§ GIVEN TASK
Return only the number of lines that hold "СЕКЦИЙ".

§ PROVIDED RECORDS
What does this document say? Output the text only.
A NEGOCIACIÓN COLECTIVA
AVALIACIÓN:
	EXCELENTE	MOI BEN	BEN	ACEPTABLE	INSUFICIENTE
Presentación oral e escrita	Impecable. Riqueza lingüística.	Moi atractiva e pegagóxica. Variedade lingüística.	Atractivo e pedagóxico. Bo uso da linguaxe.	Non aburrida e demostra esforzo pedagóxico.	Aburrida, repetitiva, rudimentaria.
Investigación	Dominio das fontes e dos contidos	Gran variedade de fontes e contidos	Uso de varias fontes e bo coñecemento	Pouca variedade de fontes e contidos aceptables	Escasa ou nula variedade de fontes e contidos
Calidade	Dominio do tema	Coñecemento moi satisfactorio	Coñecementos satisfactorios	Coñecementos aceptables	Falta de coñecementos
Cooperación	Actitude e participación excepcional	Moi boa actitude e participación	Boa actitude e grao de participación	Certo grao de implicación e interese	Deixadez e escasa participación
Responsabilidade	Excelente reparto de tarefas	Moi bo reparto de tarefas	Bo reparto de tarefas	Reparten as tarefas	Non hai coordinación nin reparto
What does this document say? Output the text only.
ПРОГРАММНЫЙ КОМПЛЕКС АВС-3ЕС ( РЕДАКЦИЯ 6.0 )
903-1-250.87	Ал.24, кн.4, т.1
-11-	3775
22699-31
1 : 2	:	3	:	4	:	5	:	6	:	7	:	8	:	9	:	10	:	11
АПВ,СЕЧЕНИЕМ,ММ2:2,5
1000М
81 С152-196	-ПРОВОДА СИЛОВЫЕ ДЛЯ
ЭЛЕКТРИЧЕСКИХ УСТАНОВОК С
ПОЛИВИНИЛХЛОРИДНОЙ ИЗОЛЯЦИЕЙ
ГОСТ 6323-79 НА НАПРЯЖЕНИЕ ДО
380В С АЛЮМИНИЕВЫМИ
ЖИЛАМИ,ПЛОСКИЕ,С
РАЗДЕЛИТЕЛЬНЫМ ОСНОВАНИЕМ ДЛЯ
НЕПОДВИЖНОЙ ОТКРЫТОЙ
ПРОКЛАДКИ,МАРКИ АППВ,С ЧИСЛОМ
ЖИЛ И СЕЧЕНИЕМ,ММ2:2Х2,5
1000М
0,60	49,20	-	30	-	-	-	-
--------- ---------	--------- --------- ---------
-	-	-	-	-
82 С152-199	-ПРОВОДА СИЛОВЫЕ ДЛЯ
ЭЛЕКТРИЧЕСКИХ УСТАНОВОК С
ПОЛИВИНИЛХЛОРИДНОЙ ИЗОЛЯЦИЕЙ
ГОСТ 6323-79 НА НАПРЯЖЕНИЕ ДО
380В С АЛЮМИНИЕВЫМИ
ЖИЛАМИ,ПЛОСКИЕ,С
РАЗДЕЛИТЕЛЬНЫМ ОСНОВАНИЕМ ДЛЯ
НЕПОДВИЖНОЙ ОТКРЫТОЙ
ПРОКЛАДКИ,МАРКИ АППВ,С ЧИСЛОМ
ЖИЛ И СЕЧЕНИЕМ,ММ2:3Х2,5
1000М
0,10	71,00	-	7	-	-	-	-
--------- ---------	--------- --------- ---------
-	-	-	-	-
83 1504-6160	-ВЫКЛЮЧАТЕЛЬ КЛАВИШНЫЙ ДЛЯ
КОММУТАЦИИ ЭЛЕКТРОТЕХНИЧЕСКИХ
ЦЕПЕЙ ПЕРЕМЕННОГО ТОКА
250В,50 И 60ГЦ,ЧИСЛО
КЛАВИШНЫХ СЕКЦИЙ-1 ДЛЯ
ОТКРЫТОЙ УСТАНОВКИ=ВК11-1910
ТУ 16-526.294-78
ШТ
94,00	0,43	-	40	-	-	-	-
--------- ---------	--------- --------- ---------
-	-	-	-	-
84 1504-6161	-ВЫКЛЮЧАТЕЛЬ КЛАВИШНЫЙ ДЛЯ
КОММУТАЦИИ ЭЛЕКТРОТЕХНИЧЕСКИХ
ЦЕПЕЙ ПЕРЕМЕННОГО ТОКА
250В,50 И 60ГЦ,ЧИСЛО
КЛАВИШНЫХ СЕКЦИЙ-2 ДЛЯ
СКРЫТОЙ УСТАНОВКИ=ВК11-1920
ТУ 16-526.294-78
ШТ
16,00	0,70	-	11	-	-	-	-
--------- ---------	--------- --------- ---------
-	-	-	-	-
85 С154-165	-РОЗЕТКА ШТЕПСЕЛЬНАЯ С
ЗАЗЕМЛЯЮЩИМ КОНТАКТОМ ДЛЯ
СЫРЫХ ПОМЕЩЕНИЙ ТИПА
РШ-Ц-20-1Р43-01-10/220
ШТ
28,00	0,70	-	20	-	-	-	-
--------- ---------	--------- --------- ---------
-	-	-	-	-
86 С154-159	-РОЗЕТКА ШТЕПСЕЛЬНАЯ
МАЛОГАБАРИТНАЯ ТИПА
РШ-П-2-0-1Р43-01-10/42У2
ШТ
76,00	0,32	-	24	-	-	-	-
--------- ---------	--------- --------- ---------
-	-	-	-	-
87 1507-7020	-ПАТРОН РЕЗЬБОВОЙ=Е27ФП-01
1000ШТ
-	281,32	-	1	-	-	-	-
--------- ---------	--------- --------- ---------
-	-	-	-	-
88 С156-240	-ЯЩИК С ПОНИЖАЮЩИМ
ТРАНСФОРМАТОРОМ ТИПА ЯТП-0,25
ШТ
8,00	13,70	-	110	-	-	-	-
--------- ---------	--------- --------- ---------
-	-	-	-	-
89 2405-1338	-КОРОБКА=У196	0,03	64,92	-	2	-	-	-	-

§ OUTPUT
2